* [Collection entries]
════════════════
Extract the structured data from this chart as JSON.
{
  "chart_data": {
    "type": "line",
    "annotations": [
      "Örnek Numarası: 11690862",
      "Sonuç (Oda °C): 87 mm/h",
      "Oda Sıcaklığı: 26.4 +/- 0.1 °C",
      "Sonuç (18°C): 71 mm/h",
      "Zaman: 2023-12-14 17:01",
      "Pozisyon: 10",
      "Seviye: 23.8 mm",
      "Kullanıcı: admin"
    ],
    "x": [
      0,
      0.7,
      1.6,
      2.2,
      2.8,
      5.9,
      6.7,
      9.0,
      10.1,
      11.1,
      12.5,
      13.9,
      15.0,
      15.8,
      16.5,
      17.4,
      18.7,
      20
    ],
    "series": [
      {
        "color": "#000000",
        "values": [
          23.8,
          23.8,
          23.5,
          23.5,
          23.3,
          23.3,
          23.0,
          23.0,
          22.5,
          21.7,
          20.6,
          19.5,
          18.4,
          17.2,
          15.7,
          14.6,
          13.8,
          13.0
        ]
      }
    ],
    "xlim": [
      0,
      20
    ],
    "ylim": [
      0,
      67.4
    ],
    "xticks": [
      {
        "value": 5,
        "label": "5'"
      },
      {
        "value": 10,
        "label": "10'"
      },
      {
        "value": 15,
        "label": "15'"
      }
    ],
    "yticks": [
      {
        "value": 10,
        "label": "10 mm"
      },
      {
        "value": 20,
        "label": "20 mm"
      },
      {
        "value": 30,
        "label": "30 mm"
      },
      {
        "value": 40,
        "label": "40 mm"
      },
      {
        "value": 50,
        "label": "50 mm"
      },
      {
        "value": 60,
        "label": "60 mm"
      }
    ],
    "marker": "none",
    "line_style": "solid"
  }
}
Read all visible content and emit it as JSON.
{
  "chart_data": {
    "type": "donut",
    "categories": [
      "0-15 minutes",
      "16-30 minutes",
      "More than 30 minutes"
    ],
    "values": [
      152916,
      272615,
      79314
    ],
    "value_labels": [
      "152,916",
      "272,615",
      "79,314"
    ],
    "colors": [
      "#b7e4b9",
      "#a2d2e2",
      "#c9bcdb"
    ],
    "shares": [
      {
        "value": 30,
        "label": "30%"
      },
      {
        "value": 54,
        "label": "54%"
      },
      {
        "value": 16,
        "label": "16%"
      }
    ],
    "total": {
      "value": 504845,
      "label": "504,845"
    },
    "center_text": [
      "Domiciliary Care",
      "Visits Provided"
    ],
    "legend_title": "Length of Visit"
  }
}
════════════════
Produce a verbatim transcription of the entries above.

* [Output of the task]
Extract the structured data from this chart as JSON.
{
  "chart_data": {
    "type": "line",
    "annotations": [
      "Örnek Numarası: 11690862",
      "Sonuç (Oda °C): 87 mm/h",
      "Oda Sıcaklığı: 26.4 +/- 0.1 °C",
      "Sonuç (18°C): 71 mm/h",
      "Zaman: 2023-12-14 17:01",
      "Pozisyon: 10",
      "Seviye: 23.8 mm",
      "Kullanıcı: admin"
    ],
    "x": [
      0,
      0.7,
      1.6,
      2.2,
      2.8,
      5.9,
      6.7,
      9.0,
      10.1,
      11.1,
      12.5,
      13.9,
      15.0,
      15.8,
      16.5,
      17.4,
      18.7,
      20
    ],
    "series": [
      {
        "color": "#000000",
        "values": [
          23.8,
          23.8,
          23.5,
          23.5,
          23.3,
          23.3,
          23.0,
          23.0,
          22.5,
          21.7,
          20.6,
          19.5,
          18.4,
          17.2,
          15.7,
          14.6,
          13.8,
          13.0
        ]
      }
    ],
    "xlim": [
      0,
      20
    ],
    "ylim": [
      0,
      67.4
    ],
    "xticks": [
      {
        "value": 5,
        "label": "5'"
      },
      {
        "value": 10,
        "label": "10'"
      },
      {
        "value": 15,
        "label": "15'"
      }
    ],
    "yticks": [
      {
        "value": 10,
        "label": "10 mm"
      },
      {
        "value": 20,
        "label": "20 mm"
      },
      {
        "value": 30,
        "label": "30 mm"
      },
      {
        "value": 40,
        "label": "40 mm"
      },
      {
        "value": 50,
        "label": "50 mm"
      },
      {
        "value": 60,
        "label": "60 mm"
      }
    ],
    "marker": "none",
    "line_style": "solid"
  }
}
Read all visible content and emit it as JSON.
{
  "chart_data": {
    "type": "donut",
    "categories": [
      "0-15 minutes",
      "16-30 minutes",
      "More than 30 minutes"
    ],
    "values": [
      152916,
      272615,
      79314
    ],
    "value_labels": [
      "152,916",
      "272,615",
      "79,314"
    ],
    "colors": [
      "#b7e4b9",
      "#a2d2e2",
      "#c9bcdb"
    ],
    "shares": [
      {
        "value": 30,
        "label": "30%"
      },
      {
        "value": 54,
        "label": "54%"
      },
      {
        "value": 16,
        "label": "16%"
      }
    ],
    "total": {
      "value": 504845,
      "label": "504,845"
    },
    "center_text": [
      "Domiciliary Care",
      "Visits Provided"
    ],
    "legend_title": "Length of Visit"
  }
}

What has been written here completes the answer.